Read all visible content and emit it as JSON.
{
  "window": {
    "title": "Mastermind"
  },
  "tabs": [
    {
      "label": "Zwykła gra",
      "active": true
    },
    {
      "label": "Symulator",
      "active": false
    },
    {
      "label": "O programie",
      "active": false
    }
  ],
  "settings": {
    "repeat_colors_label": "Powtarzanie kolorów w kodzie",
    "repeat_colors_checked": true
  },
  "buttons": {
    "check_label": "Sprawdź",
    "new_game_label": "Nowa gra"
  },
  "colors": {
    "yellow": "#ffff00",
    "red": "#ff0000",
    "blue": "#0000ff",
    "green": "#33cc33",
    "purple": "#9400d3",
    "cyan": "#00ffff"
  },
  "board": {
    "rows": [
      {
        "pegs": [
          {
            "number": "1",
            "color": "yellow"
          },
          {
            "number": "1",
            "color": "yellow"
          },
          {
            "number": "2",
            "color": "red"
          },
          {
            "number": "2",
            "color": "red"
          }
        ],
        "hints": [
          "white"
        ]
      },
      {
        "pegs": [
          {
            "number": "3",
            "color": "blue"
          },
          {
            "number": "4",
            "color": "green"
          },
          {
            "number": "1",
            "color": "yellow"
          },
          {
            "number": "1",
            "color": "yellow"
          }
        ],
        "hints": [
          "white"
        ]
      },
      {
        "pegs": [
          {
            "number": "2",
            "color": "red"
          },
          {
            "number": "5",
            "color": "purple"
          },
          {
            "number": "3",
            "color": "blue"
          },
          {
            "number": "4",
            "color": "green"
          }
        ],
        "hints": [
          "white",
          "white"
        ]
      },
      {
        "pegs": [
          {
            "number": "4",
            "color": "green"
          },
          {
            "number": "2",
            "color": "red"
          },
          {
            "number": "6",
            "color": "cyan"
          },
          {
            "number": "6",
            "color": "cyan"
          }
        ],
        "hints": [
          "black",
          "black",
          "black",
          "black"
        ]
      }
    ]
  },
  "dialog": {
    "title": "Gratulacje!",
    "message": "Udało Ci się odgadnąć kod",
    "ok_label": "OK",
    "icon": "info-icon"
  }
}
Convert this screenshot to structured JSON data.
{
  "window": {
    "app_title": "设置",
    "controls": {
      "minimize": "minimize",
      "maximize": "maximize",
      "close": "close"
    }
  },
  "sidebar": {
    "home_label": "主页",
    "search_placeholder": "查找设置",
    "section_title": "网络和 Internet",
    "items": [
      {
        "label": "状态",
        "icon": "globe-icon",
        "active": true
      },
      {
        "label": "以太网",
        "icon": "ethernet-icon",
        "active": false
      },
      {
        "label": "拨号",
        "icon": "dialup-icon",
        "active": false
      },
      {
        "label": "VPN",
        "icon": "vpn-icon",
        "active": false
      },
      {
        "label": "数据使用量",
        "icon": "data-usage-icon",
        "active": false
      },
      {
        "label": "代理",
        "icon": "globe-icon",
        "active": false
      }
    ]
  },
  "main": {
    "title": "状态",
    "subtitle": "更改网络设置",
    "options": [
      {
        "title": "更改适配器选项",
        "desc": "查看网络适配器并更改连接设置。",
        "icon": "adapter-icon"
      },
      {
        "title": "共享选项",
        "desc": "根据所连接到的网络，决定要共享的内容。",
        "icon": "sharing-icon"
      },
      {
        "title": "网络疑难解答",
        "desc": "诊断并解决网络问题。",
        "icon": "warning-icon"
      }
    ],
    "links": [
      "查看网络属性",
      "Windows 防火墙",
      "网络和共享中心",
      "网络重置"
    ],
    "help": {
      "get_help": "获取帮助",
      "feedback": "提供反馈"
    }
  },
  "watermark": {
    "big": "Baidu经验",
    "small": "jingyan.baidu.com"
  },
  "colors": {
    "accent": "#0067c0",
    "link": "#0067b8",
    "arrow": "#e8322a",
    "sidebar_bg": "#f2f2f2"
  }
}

PROBLEM STATEMENT —
Give every line of the material that includes the string "JSON".

COMPLETED TASK —
Read all visible content and emit it as JSON.
Convert this screenshot to structured JSON data.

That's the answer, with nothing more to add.